Omit the images. Copy each entry word for word.

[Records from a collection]
◇ ◇ ◇

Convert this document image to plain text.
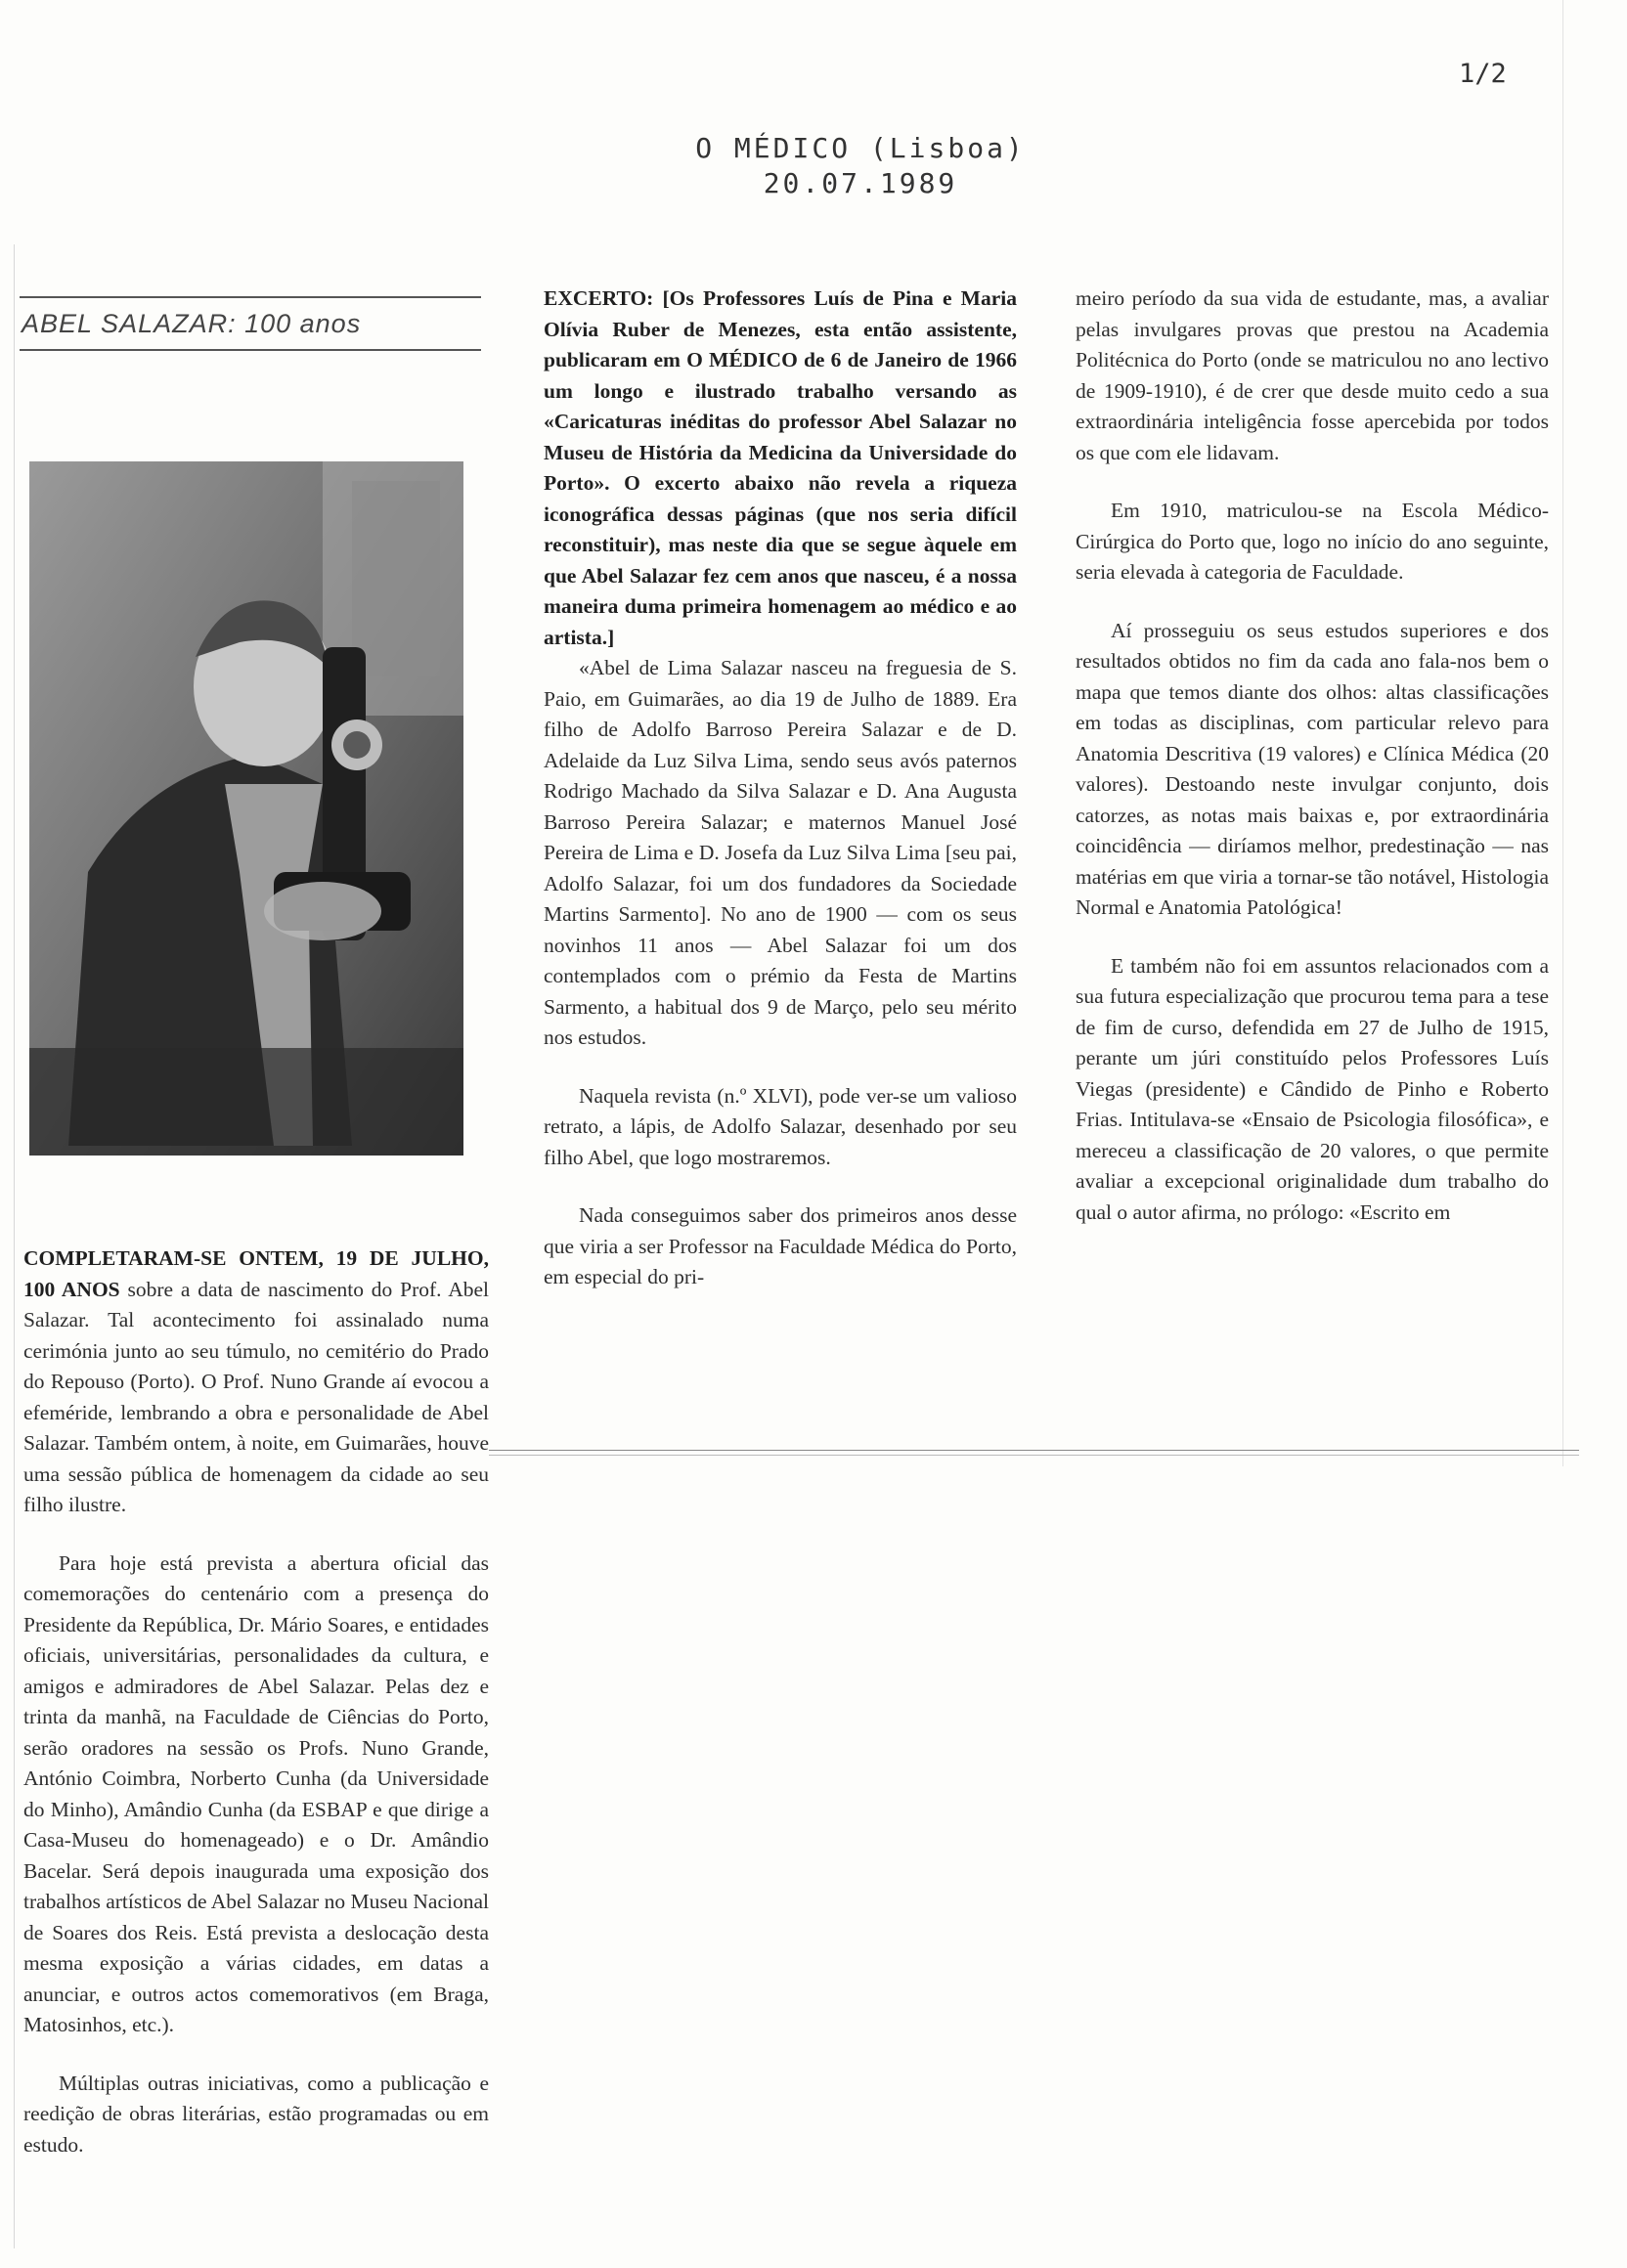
1/2
O MÉDICO (Lisboa)
20.07.1989
ABEL SALAZAR: 100 anos

COMPLETARAM-SE ONTEM, 19 DE JULHO, 100 ANOS sobre a data de nascimento do Prof. Abel Salazar. Tal acontecimento foi assinalado numa cerimónia junto ao seu túmulo, no cemitério do Prado do Repouso (Porto). O Prof. Nuno Grande aí evocou a efeméride, lembrando a obra e personalidade de Abel Salazar. Também ontem, à noite, em Guimarães, houve uma sessão pública de homenagem da cidade ao seu filho ilustre.

Para hoje está prevista a abertura oficial das comemorações do centenário com a presença do Presidente da República, Dr. Mário Soares, e entidades oficiais, universitárias, personalidades da cultura, e amigos e admiradores de Abel Salazar. Pelas dez e trinta da manhã, na Faculdade de Ciências do Porto, serão oradores na sessão os Profs. Nuno Grande, António Coimbra, Norberto Cunha (da Universidade do Minho), Amândio Cunha (da ESBAP e que dirige a Casa-Museu do homenageado) e o Dr. Amândio Bacelar. Será depois inaugurada uma exposição dos trabalhos artísticos de Abel Salazar no Museu Nacional de Soares dos Reis. Está prevista a deslocação desta mesma exposição a várias cidades, em datas a anunciar, e outros actos comemorativos (em Braga, Matosinhos, etc.).

Múltiplas outras iniciativas, como a publicação e reedição de obras literárias, estão programadas ou em estudo.

EXCERTO: [Os Professores Luís de Pina e Maria Olívia Ruber de Menezes, esta então assistente, publicaram em O MÉDICO de 6 de Janeiro de 1966 um longo e ilustrado trabalho versando as «Caricaturas inéditas do professor Abel Salazar no Museu de História da Medicina da Universidade do Porto». O excerto abaixo não revela a riqueza iconográfica dessas páginas (que nos seria difícil reconstituir), mas neste dia que se segue àquele em que Abel Salazar fez cem anos que nasceu, é a nossa maneira duma primeira homenagem ao médico e ao artista.]

«Abel de Lima Salazar nasceu na freguesia de S. Paio, em Guimarães, ao dia 19 de Julho de 1889. Era filho de Adolfo Barroso Pereira Salazar e de D. Adelaide da Luz Silva Lima, sendo seus avós paternos Rodrigo Machado da Silva Salazar e D. Ana Augusta Barroso Pereira Salazar; e maternos Manuel José Pereira de Lima e D. Josefa da Luz Silva Lima [seu pai, Adolfo Salazar, foi um dos fundadores da Sociedade Martins Sarmento]. No ano de 1900 — com os seus novinhos 11 anos — Abel Salazar foi um dos contemplados com o prémio da Festa de Martins Sarmento, a habitual dos 9 de Março, pelo seu mérito nos estudos.

Naquela revista (n.º XLVI), pode ver-se um valioso retrato, a lápis, de Adolfo Salazar, desenhado por seu filho Abel, que logo mostraremos.

Nada conseguimos saber dos primeiros anos desse que viria a ser Professor na Faculdade Médica do Porto, em especial do pri-

meiro período da sua vida de estudante, mas, a avaliar pelas invulgares provas que prestou na Academia Politécnica do Porto (onde se matriculou no ano lectivo de 1909-1910), é de crer que desde muito cedo a sua extraordinária inteligência fosse apercebida por todos os que com ele lidavam.

Em 1910, matriculou-se na Escola Médico-Cirúrgica do Porto que, logo no início do ano seguinte, seria elevada à categoria de Faculdade.

Aí prosseguiu os seus estudos superiores e dos resultados obtidos no fim da cada ano fala-nos bem o mapa que temos diante dos olhos: altas classificações em todas as disciplinas, com particular relevo para Anatomia Descritiva (19 valores) e Clínica Médica (20 valores). Destoando neste invulgar conjunto, dois catorzes, as notas mais baixas e, por extraordinária coincidência — diríamos melhor, predestinação — nas matérias em que viria a tornar-se tão notável, Histologia Normal e Anatomia Patológica!

E também não foi em assuntos relacionados com a sua futura especialização que procurou tema para a tese de fim de curso, defendida em 27 de Julho de 1915, perante um júri constituído pelos Professores Luís Viegas (presidente) e Cândido de Pinho e Roberto Frias. Intitulava-se «Ensaio de Psicologia filosófica», e mereceu a classificação de 20 valores, o que permite avaliar a excepcional originalidade dum trabalho do qual o autor afirma, no prólogo: «Escrito em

◇ ◇ ◇

Output of the exercise:
Convert this document image to plain text.
1/2
O MÉDICO (Lisboa)
20.07.1989
ABEL SALAZAR: 100 anos

COMPLETARAM-SE ONTEM, 19 DE JULHO, 100 ANOS sobre a data de nascimento do Prof. Abel Salazar. Tal acontecimento foi assinalado numa cerimónia junto ao seu túmulo, no cemitério do Prado do Repouso (Porto). O Prof. Nuno Grande aí evocou a efeméride, lembrando a obra e personalidade de Abel Salazar. Também ontem, à noite, em Guimarães, houve uma sessão pública de homenagem da cidade ao seu filho ilustre.

Para hoje está prevista a abertura oficial das comemorações do centenário com a presença do Presidente da República, Dr. Mário Soares, e entidades oficiais, universitárias, personalidades da cultura, e amigos e admiradores de Abel Salazar. Pelas dez e trinta da manhã, na Faculdade de Ciências do Porto, serão oradores na sessão os Profs. Nuno Grande, António Coimbra, Norberto Cunha (da Universidade do Minho), Amândio Cunha (da ESBAP e que dirige a Casa-Museu do homenageado) e o Dr. Amândio Bacelar. Será depois inaugurada uma exposição dos trabalhos artísticos de Abel Salazar no Museu Nacional de Soares dos Reis. Está prevista a deslocação desta mesma exposição a várias cidades, em datas a anunciar, e outros actos comemorativos (em Braga, Matosinhos, etc.).

Múltiplas outras iniciativas, como a publicação e reedição de obras literárias, estão programadas ou em estudo.

EXCERTO: [Os Professores Luís de Pina e Maria Olívia Ruber de Menezes, esta então assistente, publicaram em O MÉDICO de 6 de Janeiro de 1966 um longo e ilustrado trabalho versando as «Caricaturas inéditas do professor Abel Salazar no Museu de História da Medicina da Universidade do Porto». O excerto abaixo não revela a riqueza iconográfica dessas páginas (que nos seria difícil reconstituir), mas neste dia que se segue àquele em que Abel Salazar fez cem anos que nasceu, é a nossa maneira duma primeira homenagem ao médico e ao artista.]

«Abel de Lima Salazar nasceu na freguesia de S. Paio, em Guimarães, ao dia 19 de Julho de 1889. Era filho de Adolfo Barroso Pereira Salazar e de D. Adelaide da Luz Silva Lima, sendo seus avós paternos Rodrigo Machado da Silva Salazar e D. Ana Augusta Barroso Pereira Salazar; e maternos Manuel José Pereira de Lima e D. Josefa da Luz Silva Lima [seu pai, Adolfo Salazar, foi um dos fundadores da Sociedade Martins Sarmento]. No ano de 1900 — com os seus novinhos 11 anos — Abel Salazar foi um dos contemplados com o prémio da Festa de Martins Sarmento, a habitual dos 9 de Março, pelo seu mérito nos estudos.

Naquela revista (n.º XLVI), pode ver-se um valioso retrato, a lápis, de Adolfo Salazar, desenhado por seu filho Abel, que logo mostraremos.

Nada conseguimos saber dos primeiros anos desse que viria a ser Professor na Faculdade Médica do Porto, em especial do pri-

meiro período da sua vida de estudante, mas, a avaliar pelas invulgares provas que prestou na Academia Politécnica do Porto (onde se matriculou no ano lectivo de 1909-1910), é de crer que desde muito cedo a sua extraordinária inteligência fosse apercebida por todos os que com ele lidavam.

Em 1910, matriculou-se na Escola Médico-Cirúrgica do Porto que, logo no início do ano seguinte, seria elevada à categoria de Faculdade.

Aí prosseguiu os seus estudos superiores e dos resultados obtidos no fim da cada ano fala-nos bem o mapa que temos diante dos olhos: altas classificações em todas as disciplinas, com particular relevo para Anatomia Descritiva (19 valores) e Clínica Médica (20 valores). Destoando neste invulgar conjunto, dois catorzes, as notas mais baixas e, por extraordinária coincidência — diríamos melhor, predestinação — nas matérias em que viria a tornar-se tão notável, Histologia Normal e Anatomia Patológica!

E também não foi em assuntos relacionados com a sua futura especialização que procurou tema para a tese de fim de curso, defendida em 27 de Julho de 1915, perante um júri constituído pelos Professores Luís Viegas (presidente) e Cândido de Pinho e Roberto Frias. Intitulava-se «Ensaio de Psicologia filosófica», e mereceu a classificação de 20 valores, o que permite avaliar a excepcional originalidade dum trabalho do qual o autor afirma, no prólogo: «Escrito em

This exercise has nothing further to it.